- What you will do -
Everything in the listing except the pictures should be written out exactly.

Data records:
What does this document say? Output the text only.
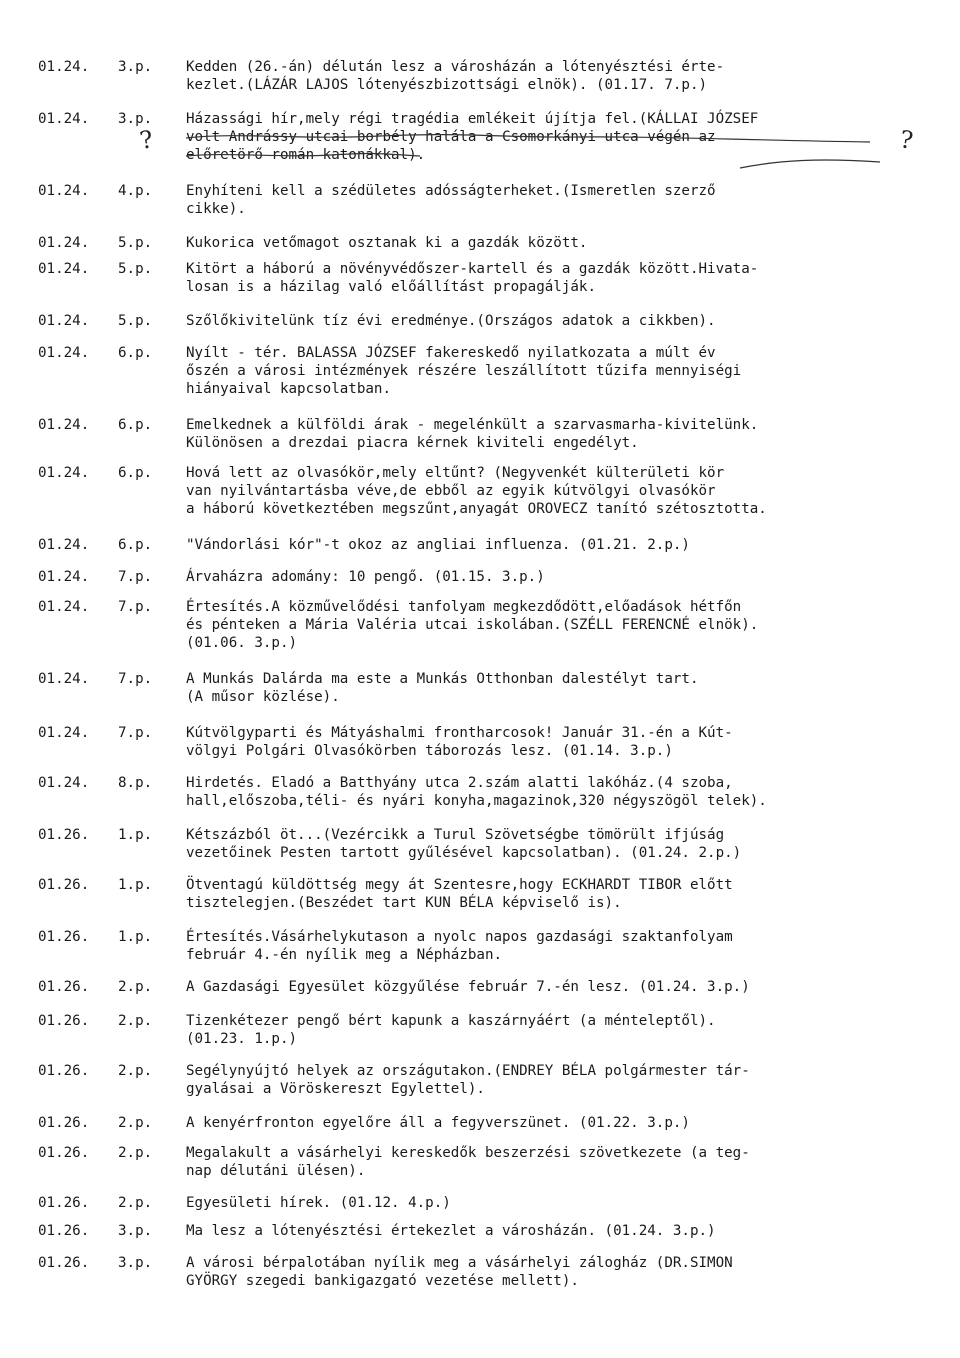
01.24.	3.p.	Kedden (26.-án) délután lesz a városházán a lótenyésztési érte-
kezlet.(LÁZÁR LAJOS lótenyészbizottsági elnök). (01.17. 7.p.)
01.24.	3.p.	Házassági hír,mely régi tragédia emlékeit újítja fel.(KÁLLAI JÓZSEF
volt Andrássy utcai borbély halála a Csomorkányi utca végén az
előretörő román katonákkal).
01.24.	4.p.	Enyhíteni kell a szédületes adósságterheket.(Ismeretlen szerző
cikke).
01.24.	5.p.	Kukorica vetőmagot osztanak ki a gazdák között.
01.24.	5.p.	Kitört a háború a növényvédőszer-kartell és a gazdák között.Hivata-
losan is a házilag való előállítást propagálják.
01.24.	5.p.	Szőlőkivitelünk tíz évi eredménye.(Országos adatok a cikkben).
01.24.	6.p.	Nyílt - tér. BALASSA JÓZSEF fakereskedő nyilatkozata a múlt év
őszén a városi intézmények részére leszállított tűzifa mennyiségi
hiányaival kapcsolatban.
01.24.	6.p.	Emelkednek a külföldi árak - megelénkült a szarvasmarha-kivitelünk.
Különösen a drezdai piacra kérnek kiviteli engedélyt.
01.24.	6.p.	Hová lett az olvasókör,mely eltűnt? (Negyvenkét külterületi kör
van nyilvántartásba véve,de ebből az egyik kútvölgyi olvasókör
a háború következtében megszűnt,anyagát OROVECZ tanító szétosztotta.
01.24.	6.p.	"Vándorlási kór"-t okoz az angliai influenza. (01.21. 2.p.)
01.24.	7.p.	Árvaházra adomány: 10 pengő. (01.15. 3.p.)
01.24.	7.p.	Értesítés.A közművelődési tanfolyam megkezdődött,előadások hétfőn
és pénteken a Mária Valéria utcai iskolában.(SZÉLL FERENCNÉ elnök).
(01.06. 3.p.)
01.24.	7.p.	A Munkás Dalárda ma este a Munkás Otthonban dalestélyt tart.
(A műsor közlése).
01.24.	7.p.	Kútvölgyparti és Mátyáshalmi frontharcosok! Január 31.-én a Kút-
völgyi Polgári Olvasókörben táborozás lesz. (01.14. 3.p.)
01.24.	8.p.	Hirdetés. Eladó a Batthyány utca 2.szám alatti lakóház.(4 szoba,
hall,előszoba,téli- és nyári konyha,magazinok,320 négyszögöl telek).
01.26.	1.p.	Kétszázból öt...(Vezércikk a Turul Szövetségbe tömörült ifjúság
vezetőinek Pesten tartott gyűlésével kapcsolatban). (01.24. 2.p.)
01.26.	1.p.	Ötventagú küldöttség megy át Szentesre,hogy ECKHARDT TIBOR előtt
tisztelegjen.(Beszédet tart KUN BÉLA képviselő is).
01.26.	1.p.	Értesítés.Vásárhelykutason a nyolc napos gazdasági szaktanfolyam
február 4.-én nyílik meg a Népházban.
01.26.	2.p.	A Gazdasági Egyesület közgyűlése február 7.-én lesz. (01.24. 3.p.)
01.26.	2.p.	Tizenkétezer pengő bért kapunk a kaszárnyáért (a ménteleptől).
(01.23. 1.p.)
01.26.	2.p.	Segélynyújtó helyek az országutakon.(ENDREY BÉLA polgármester tár-
gyalásai a Vöröskereszt Egylettel).
01.26.	2.p.	A kenyérfronton egyelőre áll a fegyverszünet. (01.22. 3.p.)
01.26.	2.p.	Megalakult a vásárhelyi kereskedők beszerzési szövetkezete (a teg-
nap délutáni ülésen).
01.26.	2.p.	Egyesületi hírek. (01.12. 4.p.)
01.26.	3.p.	Ma lesz a lótenyésztési értekezlet a városházán. (01.24. 3.p.)
01.26.	3.p.	A városi bérpalotában nyílik meg a vásárhelyi zálogház (DR.SIMON
GYÖRGY szegedi bankigazgató vezetése mellett).
?	?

- Task response -
What does this document say? Output the text only.
01.24.	3.p.	Kedden (26.-án) délután lesz a városházán a lótenyésztési érte-
kezlet.(LÁZÁR LAJOS lótenyészbizottsági elnök). (01.17. 7.p.)
01.24.	3.p.	Házassági hír,mely régi tragédia emlékeit újítja fel.(KÁLLAI JÓZSEF
volt Andrássy utcai borbély halála a Csomorkányi utca végén az
előretörő román katonákkal).
01.24.	4.p.	Enyhíteni kell a szédületes adósságterheket.(Ismeretlen szerző
cikke).
01.24.	5.p.	Kukorica vetőmagot osztanak ki a gazdák között.
01.24.	5.p.	Kitört a háború a növényvédőszer-kartell és a gazdák között.Hivata-
losan is a házilag való előállítást propagálják.
01.24.	5.p.	Szőlőkivitelünk tíz évi eredménye.(Országos adatok a cikkben).
01.24.	6.p.	Nyílt - tér. BALASSA JÓZSEF fakereskedő nyilatkozata a múlt év
őszén a városi intézmények részére leszállított tűzifa mennyiségi
hiányaival kapcsolatban.
01.24.	6.p.	Emelkednek a külföldi árak - megelénkült a szarvasmarha-kivitelünk.
Különösen a drezdai piacra kérnek kiviteli engedélyt.
01.24.	6.p.	Hová lett az olvasókör,mely eltűnt? (Negyvenkét külterületi kör
van nyilvántartásba véve,de ebből az egyik kútvölgyi olvasókör
a háború következtében megszűnt,anyagát OROVECZ tanító szétosztotta.
01.24.	6.p.	"Vándorlási kór"-t okoz az angliai influenza. (01.21. 2.p.)
01.24.	7.p.	Árvaházra adomány: 10 pengő. (01.15. 3.p.)
01.24.	7.p.	Értesítés.A közművelődési tanfolyam megkezdődött,előadások hétfőn
és pénteken a Mária Valéria utcai iskolában.(SZÉLL FERENCNÉ elnök).
(01.06. 3.p.)
01.24.	7.p.	A Munkás Dalárda ma este a Munkás Otthonban dalestélyt tart.
(A műsor közlése).
01.24.	7.p.	Kútvölgyparti és Mátyáshalmi frontharcosok! Január 31.-én a Kút-
völgyi Polgári Olvasókörben táborozás lesz. (01.14. 3.p.)
01.24.	8.p.	Hirdetés. Eladó a Batthyány utca 2.szám alatti lakóház.(4 szoba,
hall,előszoba,téli- és nyári konyha,magazinok,320 négyszögöl telek).
01.26.	1.p.	Kétszázból öt...(Vezércikk a Turul Szövetségbe tömörült ifjúság
vezetőinek Pesten tartott gyűlésével kapcsolatban). (01.24. 2.p.)
01.26.	1.p.	Ötventagú küldöttség megy át Szentesre,hogy ECKHARDT TIBOR előtt
tisztelegjen.(Beszédet tart KUN BÉLA képviselő is).
01.26.	1.p.	Értesítés.Vásárhelykutason a nyolc napos gazdasági szaktanfolyam
február 4.-én nyílik meg a Népházban.
01.26.	2.p.	A Gazdasági Egyesület közgyűlése február 7.-én lesz. (01.24. 3.p.)
01.26.	2.p.	Tizenkétezer pengő bért kapunk a kaszárnyáért (a ménteleptől).
(01.23. 1.p.)
01.26.	2.p.	Segélynyújtó helyek az országutakon.(ENDREY BÉLA polgármester tár-
gyalásai a Vöröskereszt Egylettel).
01.26.	2.p.	A kenyérfronton egyelőre áll a fegyverszünet. (01.22. 3.p.)
01.26.	2.p.	Megalakult a vásárhelyi kereskedők beszerzési szövetkezete (a teg-
nap délutáni ülésen).
01.26.	2.p.	Egyesületi hírek. (01.12. 4.p.)
01.26.	3.p.	Ma lesz a lótenyésztési értekezlet a városházán. (01.24. 3.p.)
01.26.	3.p.	A városi bérpalotában nyílik meg a vásárhelyi zálogház (DR.SIMON
GYÖRGY szegedi bankigazgató vezetése mellett).
?	?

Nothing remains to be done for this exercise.